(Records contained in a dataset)
>> BEGIN

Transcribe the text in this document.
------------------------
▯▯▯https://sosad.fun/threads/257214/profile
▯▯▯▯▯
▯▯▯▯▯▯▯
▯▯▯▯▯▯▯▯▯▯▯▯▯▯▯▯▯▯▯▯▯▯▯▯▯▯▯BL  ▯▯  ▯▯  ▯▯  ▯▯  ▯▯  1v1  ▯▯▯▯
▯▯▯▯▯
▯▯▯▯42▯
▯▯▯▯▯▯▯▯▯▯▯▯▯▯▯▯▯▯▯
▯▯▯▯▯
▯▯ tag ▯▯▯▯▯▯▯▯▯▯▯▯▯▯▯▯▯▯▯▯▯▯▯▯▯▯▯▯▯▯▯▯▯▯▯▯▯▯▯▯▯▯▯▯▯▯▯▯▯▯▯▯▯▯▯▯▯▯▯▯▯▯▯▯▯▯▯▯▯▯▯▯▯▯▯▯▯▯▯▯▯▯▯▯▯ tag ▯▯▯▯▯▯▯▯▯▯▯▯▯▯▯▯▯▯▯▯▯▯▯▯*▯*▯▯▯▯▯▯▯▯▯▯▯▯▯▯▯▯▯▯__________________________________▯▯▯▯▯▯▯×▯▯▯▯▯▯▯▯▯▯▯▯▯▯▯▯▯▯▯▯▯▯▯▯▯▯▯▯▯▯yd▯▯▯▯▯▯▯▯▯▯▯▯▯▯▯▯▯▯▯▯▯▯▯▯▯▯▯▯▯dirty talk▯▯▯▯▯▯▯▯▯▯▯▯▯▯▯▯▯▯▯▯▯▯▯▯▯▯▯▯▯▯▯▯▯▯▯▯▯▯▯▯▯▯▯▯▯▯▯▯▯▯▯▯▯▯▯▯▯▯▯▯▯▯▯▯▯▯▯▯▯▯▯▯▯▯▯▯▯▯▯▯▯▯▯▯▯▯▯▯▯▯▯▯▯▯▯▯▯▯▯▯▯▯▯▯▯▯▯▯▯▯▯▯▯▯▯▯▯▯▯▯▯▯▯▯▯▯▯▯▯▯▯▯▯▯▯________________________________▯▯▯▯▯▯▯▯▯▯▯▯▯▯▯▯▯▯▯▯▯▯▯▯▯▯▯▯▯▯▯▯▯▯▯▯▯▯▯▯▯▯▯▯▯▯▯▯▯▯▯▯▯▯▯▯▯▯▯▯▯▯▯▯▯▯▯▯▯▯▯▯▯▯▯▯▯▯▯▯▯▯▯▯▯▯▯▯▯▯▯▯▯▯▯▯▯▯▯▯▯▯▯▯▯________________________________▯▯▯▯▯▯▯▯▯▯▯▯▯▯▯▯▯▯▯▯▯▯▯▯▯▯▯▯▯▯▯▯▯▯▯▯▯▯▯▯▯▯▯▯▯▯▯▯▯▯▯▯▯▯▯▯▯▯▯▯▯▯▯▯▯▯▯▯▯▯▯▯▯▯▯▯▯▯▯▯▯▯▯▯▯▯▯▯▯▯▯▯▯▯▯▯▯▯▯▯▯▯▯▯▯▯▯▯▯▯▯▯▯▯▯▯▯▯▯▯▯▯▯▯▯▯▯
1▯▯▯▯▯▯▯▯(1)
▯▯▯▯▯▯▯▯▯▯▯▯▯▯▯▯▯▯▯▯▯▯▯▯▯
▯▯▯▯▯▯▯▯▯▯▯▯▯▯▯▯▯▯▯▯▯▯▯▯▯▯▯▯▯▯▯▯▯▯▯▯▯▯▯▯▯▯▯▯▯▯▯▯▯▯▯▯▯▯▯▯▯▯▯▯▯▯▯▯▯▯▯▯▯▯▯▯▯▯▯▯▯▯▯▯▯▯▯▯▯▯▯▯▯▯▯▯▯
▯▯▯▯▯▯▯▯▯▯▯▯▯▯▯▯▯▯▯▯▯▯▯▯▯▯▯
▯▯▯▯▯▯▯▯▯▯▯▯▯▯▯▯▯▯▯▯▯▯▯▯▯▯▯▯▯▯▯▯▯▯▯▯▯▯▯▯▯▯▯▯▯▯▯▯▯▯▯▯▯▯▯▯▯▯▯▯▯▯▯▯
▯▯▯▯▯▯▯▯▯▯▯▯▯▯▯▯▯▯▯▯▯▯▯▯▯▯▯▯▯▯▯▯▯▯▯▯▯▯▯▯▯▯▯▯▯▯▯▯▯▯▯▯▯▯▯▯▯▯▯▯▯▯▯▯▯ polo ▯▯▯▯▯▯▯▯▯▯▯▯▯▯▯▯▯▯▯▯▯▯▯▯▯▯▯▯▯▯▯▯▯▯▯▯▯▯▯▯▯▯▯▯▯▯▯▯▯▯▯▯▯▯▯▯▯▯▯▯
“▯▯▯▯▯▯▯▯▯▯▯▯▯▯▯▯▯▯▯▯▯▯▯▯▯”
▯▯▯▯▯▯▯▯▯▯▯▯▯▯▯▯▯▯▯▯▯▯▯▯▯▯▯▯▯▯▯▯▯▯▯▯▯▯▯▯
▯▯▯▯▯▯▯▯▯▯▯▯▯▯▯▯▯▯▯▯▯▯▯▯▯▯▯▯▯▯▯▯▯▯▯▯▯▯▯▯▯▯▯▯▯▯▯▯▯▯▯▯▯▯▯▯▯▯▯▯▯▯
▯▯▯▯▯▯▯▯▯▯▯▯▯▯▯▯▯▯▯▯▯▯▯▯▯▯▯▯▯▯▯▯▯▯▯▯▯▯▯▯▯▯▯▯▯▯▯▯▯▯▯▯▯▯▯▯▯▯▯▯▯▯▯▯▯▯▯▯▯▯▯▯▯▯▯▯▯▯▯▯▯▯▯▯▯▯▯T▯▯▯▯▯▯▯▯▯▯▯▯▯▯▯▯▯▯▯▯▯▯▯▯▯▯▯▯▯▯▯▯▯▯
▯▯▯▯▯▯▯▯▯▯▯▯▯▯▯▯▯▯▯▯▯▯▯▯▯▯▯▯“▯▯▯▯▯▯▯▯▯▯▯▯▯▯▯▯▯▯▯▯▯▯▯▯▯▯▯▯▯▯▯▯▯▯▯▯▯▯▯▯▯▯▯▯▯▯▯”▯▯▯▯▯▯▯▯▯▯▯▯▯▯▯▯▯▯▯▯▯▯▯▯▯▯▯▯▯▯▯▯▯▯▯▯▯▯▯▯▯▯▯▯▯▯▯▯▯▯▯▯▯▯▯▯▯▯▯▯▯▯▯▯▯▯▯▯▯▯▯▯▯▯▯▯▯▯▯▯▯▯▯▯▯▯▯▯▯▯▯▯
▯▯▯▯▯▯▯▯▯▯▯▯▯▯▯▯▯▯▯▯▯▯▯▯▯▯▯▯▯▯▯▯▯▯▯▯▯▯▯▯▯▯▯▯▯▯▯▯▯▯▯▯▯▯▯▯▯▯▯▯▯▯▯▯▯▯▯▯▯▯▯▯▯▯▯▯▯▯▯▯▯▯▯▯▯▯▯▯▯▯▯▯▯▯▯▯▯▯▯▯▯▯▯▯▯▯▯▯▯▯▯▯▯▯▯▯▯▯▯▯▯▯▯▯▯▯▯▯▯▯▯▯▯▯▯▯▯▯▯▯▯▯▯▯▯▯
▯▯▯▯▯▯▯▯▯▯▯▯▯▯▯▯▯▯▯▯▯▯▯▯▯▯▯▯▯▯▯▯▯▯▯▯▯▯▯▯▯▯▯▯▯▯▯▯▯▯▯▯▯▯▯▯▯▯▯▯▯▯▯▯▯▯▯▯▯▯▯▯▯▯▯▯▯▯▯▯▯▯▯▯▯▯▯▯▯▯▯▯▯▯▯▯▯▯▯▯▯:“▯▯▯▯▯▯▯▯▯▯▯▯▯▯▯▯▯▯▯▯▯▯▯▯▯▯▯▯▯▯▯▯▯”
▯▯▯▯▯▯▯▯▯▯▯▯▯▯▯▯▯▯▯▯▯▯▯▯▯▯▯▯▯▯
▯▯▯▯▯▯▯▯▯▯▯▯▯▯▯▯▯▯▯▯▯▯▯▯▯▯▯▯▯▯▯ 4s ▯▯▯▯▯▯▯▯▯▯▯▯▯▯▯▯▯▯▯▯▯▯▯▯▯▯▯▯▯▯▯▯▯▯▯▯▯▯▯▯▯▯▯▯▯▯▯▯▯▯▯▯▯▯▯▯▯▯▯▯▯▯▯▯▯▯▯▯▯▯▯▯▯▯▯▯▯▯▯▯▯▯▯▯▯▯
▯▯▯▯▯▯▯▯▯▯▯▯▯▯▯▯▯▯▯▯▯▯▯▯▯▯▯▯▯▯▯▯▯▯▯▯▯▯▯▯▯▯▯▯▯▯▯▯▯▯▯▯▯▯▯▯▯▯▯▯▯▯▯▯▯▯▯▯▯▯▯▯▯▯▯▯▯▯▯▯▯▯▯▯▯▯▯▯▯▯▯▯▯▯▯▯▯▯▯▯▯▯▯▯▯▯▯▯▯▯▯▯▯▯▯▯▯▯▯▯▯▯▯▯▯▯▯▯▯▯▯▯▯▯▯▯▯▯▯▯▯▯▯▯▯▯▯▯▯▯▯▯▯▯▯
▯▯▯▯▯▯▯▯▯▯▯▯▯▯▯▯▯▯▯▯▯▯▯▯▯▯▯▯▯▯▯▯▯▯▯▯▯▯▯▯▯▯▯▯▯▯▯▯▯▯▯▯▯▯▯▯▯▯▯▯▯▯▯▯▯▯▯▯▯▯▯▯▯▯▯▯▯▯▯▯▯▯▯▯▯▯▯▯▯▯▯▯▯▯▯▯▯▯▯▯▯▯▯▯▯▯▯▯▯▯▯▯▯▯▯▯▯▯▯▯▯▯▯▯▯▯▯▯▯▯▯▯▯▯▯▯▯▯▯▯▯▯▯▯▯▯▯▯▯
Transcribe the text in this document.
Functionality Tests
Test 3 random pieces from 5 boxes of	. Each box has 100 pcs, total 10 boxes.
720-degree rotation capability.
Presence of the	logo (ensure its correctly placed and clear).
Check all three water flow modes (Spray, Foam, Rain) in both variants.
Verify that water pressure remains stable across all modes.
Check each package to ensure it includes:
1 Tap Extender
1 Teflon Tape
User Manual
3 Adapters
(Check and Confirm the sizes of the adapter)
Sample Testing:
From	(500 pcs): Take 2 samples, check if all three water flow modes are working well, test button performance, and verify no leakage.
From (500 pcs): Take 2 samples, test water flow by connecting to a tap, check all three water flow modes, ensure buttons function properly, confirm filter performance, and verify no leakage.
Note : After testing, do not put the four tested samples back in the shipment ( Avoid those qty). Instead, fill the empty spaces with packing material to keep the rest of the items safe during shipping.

>> END

### Set exercise
From the entries above, return each line with the word "modes" in it.

### Result of this task
Check all three water flow modes (Spray, Foam, Rain) in both variants.
Verify that water pressure remains stable across all modes.
From	(500 pcs): Take 2 samples, check if all three water flow modes are working well, test button performance, and verify no leakage.
From (500 pcs): Take 2 samples, test water flow by connecting to a tap, check all three water flow modes, ensure buttons function properly, confirm filter performance, and verify no leakage.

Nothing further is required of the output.